**TASK STATEMENT:**
Output every record below exactly as it appears.

>> Begin

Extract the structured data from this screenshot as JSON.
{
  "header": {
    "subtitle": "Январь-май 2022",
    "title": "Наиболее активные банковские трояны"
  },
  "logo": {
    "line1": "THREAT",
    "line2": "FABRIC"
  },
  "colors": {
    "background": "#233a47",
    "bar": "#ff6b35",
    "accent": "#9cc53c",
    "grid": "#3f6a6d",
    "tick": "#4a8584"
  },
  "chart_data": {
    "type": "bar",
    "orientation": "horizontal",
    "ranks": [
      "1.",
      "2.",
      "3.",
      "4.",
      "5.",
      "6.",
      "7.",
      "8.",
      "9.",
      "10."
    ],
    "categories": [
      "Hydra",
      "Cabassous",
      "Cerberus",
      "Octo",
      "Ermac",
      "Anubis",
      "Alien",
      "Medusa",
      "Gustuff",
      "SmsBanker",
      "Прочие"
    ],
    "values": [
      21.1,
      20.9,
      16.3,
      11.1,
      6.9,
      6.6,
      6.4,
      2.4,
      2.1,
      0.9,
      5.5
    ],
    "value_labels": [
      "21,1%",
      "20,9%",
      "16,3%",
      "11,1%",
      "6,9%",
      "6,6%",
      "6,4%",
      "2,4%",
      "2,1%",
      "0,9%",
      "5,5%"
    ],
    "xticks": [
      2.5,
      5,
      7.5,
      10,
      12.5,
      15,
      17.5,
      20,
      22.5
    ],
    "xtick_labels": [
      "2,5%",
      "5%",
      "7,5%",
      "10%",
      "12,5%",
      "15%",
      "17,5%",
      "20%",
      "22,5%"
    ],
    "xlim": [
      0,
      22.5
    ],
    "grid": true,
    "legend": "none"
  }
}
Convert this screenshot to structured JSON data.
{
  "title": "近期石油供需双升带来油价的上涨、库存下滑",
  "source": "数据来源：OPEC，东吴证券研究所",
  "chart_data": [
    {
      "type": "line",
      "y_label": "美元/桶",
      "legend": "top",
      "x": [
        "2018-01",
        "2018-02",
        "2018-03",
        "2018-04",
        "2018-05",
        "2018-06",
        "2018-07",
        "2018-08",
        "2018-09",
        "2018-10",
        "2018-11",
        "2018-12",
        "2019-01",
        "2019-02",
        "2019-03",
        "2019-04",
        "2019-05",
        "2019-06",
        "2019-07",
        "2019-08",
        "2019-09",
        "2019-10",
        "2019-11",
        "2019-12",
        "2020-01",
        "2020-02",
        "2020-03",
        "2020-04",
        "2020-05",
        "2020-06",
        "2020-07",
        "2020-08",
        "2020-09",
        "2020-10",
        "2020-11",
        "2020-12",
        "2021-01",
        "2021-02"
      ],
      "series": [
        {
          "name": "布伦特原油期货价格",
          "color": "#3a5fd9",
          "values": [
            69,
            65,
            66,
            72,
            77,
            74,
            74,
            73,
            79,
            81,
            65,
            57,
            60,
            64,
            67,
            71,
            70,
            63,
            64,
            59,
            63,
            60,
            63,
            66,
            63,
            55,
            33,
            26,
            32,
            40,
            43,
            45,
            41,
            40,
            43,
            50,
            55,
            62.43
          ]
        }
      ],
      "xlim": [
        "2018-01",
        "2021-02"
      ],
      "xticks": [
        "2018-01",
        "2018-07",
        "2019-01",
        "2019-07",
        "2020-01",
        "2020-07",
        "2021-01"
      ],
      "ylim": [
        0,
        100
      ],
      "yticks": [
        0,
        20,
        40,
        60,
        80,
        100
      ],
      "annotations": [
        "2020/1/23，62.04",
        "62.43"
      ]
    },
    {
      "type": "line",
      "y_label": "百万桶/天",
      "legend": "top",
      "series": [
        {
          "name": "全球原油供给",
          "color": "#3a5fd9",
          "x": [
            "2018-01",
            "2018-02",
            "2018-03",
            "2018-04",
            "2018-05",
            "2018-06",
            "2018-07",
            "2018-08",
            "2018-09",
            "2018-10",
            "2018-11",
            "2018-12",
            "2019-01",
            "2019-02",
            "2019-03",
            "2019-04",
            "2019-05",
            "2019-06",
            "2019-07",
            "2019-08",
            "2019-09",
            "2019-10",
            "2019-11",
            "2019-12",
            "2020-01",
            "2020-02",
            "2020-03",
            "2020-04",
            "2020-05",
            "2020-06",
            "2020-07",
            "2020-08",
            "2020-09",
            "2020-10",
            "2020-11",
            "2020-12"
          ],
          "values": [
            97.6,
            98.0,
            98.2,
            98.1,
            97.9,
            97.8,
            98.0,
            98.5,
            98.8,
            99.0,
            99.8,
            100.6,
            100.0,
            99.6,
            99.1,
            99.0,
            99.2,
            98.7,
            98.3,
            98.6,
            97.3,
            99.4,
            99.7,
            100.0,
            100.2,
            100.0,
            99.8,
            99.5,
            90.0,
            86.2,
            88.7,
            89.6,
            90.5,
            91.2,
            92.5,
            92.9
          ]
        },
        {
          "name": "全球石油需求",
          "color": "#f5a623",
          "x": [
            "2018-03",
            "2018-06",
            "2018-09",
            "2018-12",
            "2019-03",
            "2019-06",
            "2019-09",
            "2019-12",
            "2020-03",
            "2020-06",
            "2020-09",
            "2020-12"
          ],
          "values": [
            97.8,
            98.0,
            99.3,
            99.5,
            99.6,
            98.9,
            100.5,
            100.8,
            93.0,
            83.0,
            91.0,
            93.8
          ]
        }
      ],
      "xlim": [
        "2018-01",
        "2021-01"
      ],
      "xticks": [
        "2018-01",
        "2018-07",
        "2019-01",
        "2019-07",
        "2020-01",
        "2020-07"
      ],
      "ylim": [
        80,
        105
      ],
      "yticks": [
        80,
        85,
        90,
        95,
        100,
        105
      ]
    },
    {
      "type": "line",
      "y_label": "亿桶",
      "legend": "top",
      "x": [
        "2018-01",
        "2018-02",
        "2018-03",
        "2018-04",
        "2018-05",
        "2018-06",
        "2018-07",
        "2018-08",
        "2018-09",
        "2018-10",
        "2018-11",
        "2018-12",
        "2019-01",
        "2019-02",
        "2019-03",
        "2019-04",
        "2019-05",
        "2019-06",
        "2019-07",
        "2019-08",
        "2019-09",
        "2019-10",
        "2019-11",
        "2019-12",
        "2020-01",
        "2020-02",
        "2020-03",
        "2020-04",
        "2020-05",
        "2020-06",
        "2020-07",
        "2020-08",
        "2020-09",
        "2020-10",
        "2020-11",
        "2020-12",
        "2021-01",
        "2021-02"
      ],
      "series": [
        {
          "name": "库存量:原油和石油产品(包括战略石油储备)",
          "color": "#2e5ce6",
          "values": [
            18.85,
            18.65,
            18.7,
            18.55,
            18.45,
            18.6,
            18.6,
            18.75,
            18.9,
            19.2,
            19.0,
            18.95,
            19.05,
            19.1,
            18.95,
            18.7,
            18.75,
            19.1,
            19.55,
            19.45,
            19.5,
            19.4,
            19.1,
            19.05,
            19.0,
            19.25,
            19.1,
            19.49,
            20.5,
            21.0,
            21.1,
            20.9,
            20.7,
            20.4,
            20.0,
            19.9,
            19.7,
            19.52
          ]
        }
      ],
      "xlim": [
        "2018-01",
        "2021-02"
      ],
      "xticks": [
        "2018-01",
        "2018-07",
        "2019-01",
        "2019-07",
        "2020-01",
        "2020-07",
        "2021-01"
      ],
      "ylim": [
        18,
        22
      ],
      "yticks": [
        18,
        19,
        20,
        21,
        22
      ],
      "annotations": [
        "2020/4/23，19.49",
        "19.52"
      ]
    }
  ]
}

>> End

**TASK OUTPUT:**
Extract the structured data from this screenshot as JSON.
{
  "header": {
    "subtitle": "Январь-май 2022",
    "title": "Наиболее активные банковские трояны"
  },
  "logo": {
    "line1": "THREAT",
    "line2": "FABRIC"
  },
  "colors": {
    "background": "#233a47",
    "bar": "#ff6b35",
    "accent": "#9cc53c",
    "grid": "#3f6a6d",
    "tick": "#4a8584"
  },
  "chart_data": {
    "type": "bar",
    "orientation": "horizontal",
    "ranks": [
      "1.",
      "2.",
      "3.",
      "4.",
      "5.",
      "6.",
      "7.",
      "8.",
      "9.",
      "10."
    ],
    "categories": [
      "Hydra",
      "Cabassous",
      "Cerberus",
      "Octo",
      "Ermac",
      "Anubis",
      "Alien",
      "Medusa",
      "Gustuff",
      "SmsBanker",
      "Прочие"
    ],
    "values": [
      21.1,
      20.9,
      16.3,
      11.1,
      6.9,
      6.6,
      6.4,
      2.4,
      2.1,
      0.9,
      5.5
    ],
    "value_labels": [
      "21,1%",
      "20,9%",
      "16,3%",
      "11,1%",
      "6,9%",
      "6,6%",
      "6,4%",
      "2,4%",
      "2,1%",
      "0,9%",
      "5,5%"
    ],
    "xticks": [
      2.5,
      5,
      7.5,
      10,
      12.5,
      15,
      17.5,
      20,
      22.5
    ],
    "xtick_labels": [
      "2,5%",
      "5%",
      "7,5%",
      "10%",
      "12,5%",
      "15%",
      "17,5%",
      "20%",
      "22,5%"
    ],
    "xlim": [
      0,
      22.5
    ],
    "grid": true,
    "legend": "none"
  }
}
Convert this screenshot to structured JSON data.
{
  "title": "近期石油供需双升带来油价的上涨、库存下滑",
  "source": "数据来源：OPEC，东吴证券研究所",
  "chart_data": [
    {
      "type": "line",
      "y_label": "美元/桶",
      "legend": "top",
      "x": [
        "2018-01",
        "2018-02",
        "2018-03",
        "2018-04",
        "2018-05",
        "2018-06",
        "2018-07",
        "2018-08",
        "2018-09",
        "2018-10",
        "2018-11",
        "2018-12",
        "2019-01",
        "2019-02",
        "2019-03",
        "2019-04",
        "2019-05",
        "2019-06",
        "2019-07",
        "2019-08",
        "2019-09",
        "2019-10",
        "2019-11",
        "2019-12",
        "2020-01",
        "2020-02",
        "2020-03",
        "2020-04",
        "2020-05",
        "2020-06",
        "2020-07",
        "2020-08",
        "2020-09",
        "2020-10",
        "2020-11",
        "2020-12",
        "2021-01",
        "2021-02"
      ],
      "series": [
        {
          "name": "布伦特原油期货价格",
          "color": "#3a5fd9",
          "values": [
            69,
            65,
            66,
            72,
            77,
            74,
            74,
            73,
            79,
            81,
            65,
            57,
            60,
            64,
            67,
            71,
            70,
            63,
            64,
            59,
            63,
            60,
            63,
            66,
            63,
            55,
            33,
            26,
            32,
            40,
            43,
            45,
            41,
            40,
            43,
            50,
            55,
            62.43
          ]
        }
      ],
      "xlim": [
        "2018-01",
        "2021-02"
      ],
      "xticks": [
        "2018-01",
        "2018-07",
        "2019-01",
        "2019-07",
        "2020-01",
        "2020-07",
        "2021-01"
      ],
      "ylim": [
        0,
        100
      ],
      "yticks": [
        0,
        20,
        40,
        60,
        80,
        100
      ],
      "annotations": [
        "2020/1/23，62.04",
        "62.43"
      ]
    },
    {
      "type": "line",
      "y_label": "百万桶/天",
      "legend": "top",
      "series": [
        {
          "name": "全球原油供给",
          "color": "#3a5fd9",
          "x": [
            "2018-01",
            "2018-02",
            "2018-03",
            "2018-04",
            "2018-05",
            "2018-06",
            "2018-07",
            "2018-08",
            "2018-09",
            "2018-10",
            "2018-11",
            "2018-12",
            "2019-01",
            "2019-02",
            "2019-03",
            "2019-04",
            "2019-05",
            "2019-06",
            "2019-07",
            "2019-08",
            "2019-09",
            "2019-10",
            "2019-11",
            "2019-12",
            "2020-01",
            "2020-02",
            "2020-03",
            "2020-04",
            "2020-05",
            "2020-06",
            "2020-07",
            "2020-08",
            "2020-09",
            "2020-10",
            "2020-11",
            "2020-12"
          ],
          "values": [
            97.6,
            98.0,
            98.2,
            98.1,
            97.9,
            97.8,
            98.0,
            98.5,
            98.8,
            99.0,
            99.8,
            100.6,
            100.0,
            99.6,
            99.1,
            99.0,
            99.2,
            98.7,
            98.3,
            98.6,
            97.3,
            99.4,
            99.7,
            100.0,
            100.2,
            100.0,
            99.8,
            99.5,
            90.0,
            86.2,
            88.7,
            89.6,
            90.5,
            91.2,
            92.5,
            92.9
          ]
        },
        {
          "name": "全球石油需求",
          "color": "#f5a623",
          "x": [
            "2018-03",
            "2018-06",
            "2018-09",
            "2018-12",
            "2019-03",
            "2019-06",
            "2019-09",
            "2019-12",
            "2020-03",
            "2020-06",
            "2020-09",
            "2020-12"
          ],
          "values": [
            97.8,
            98.0,
            99.3,
            99.5,
            99.6,
            98.9,
            100.5,
            100.8,
            93.0,
            83.0,
            91.0,
            93.8
          ]
        }
      ],
      "xlim": [
        "2018-01",
        "2021-01"
      ],
      "xticks": [
        "2018-01",
        "2018-07",
        "2019-01",
        "2019-07",
        "2020-01",
        "2020-07"
      ],
      "ylim": [
        80,
        105
      ],
      "yticks": [
        80,
        85,
        90,
        95,
        100,
        105
      ]
    },
    {
      "type": "line",
      "y_label": "亿桶",
      "legend": "top",
      "x": [
        "2018-01",
        "2018-02",
        "2018-03",
        "2018-04",
        "2018-05",
        "2018-06",
        "2018-07",
        "2018-08",
        "2018-09",
        "2018-10",
        "2018-11",
        "2018-12",
        "2019-01",
        "2019-02",
        "2019-03",
        "2019-04",
        "2019-05",
        "2019-06",
        "2019-07",
        "2019-08",
        "2019-09",
        "2019-10",
        "2019-11",
        "2019-12",
        "2020-01",
        "2020-02",
        "2020-03",
        "2020-04",
        "2020-05",
        "2020-06",
        "2020-07",
        "2020-08",
        "2020-09",
        "2020-10",
        "2020-11",
        "2020-12",
        "2021-01",
        "2021-02"
      ],
      "series": [
        {
          "name": "库存量:原油和石油产品(包括战略石油储备)",
          "color": "#2e5ce6",
          "values": [
            18.85,
            18.65,
            18.7,
            18.55,
            18.45,
            18.6,
            18.6,
            18.75,
            18.9,
            19.2,
            19.0,
            18.95,
            19.05,
            19.1,
            18.95,
            18.7,
            18.75,
            19.1,
            19.55,
            19.45,
            19.5,
            19.4,
            19.1,
            19.05,
            19.0,
            19.25,
            19.1,
            19.49,
            20.5,
            21.0,
            21.1,
            20.9,
            20.7,
            20.4,
            20.0,
            19.9,
            19.7,
            19.52
          ]
        }
      ],
      "xlim": [
        "2018-01",
        "2021-02"
      ],
      "xticks": [
        "2018-01",
        "2018-07",
        "2019-01",
        "2019-07",
        "2020-01",
        "2020-07",
        "2021-01"
      ],
      "ylim": [
        18,
        22
      ],
      "yticks": [
        18,
        19,
        20,
        21,
        22
      ],
      "annotations": [
        "2020/4/23，19.49",
        "19.52"
      ]
    }
  ]
}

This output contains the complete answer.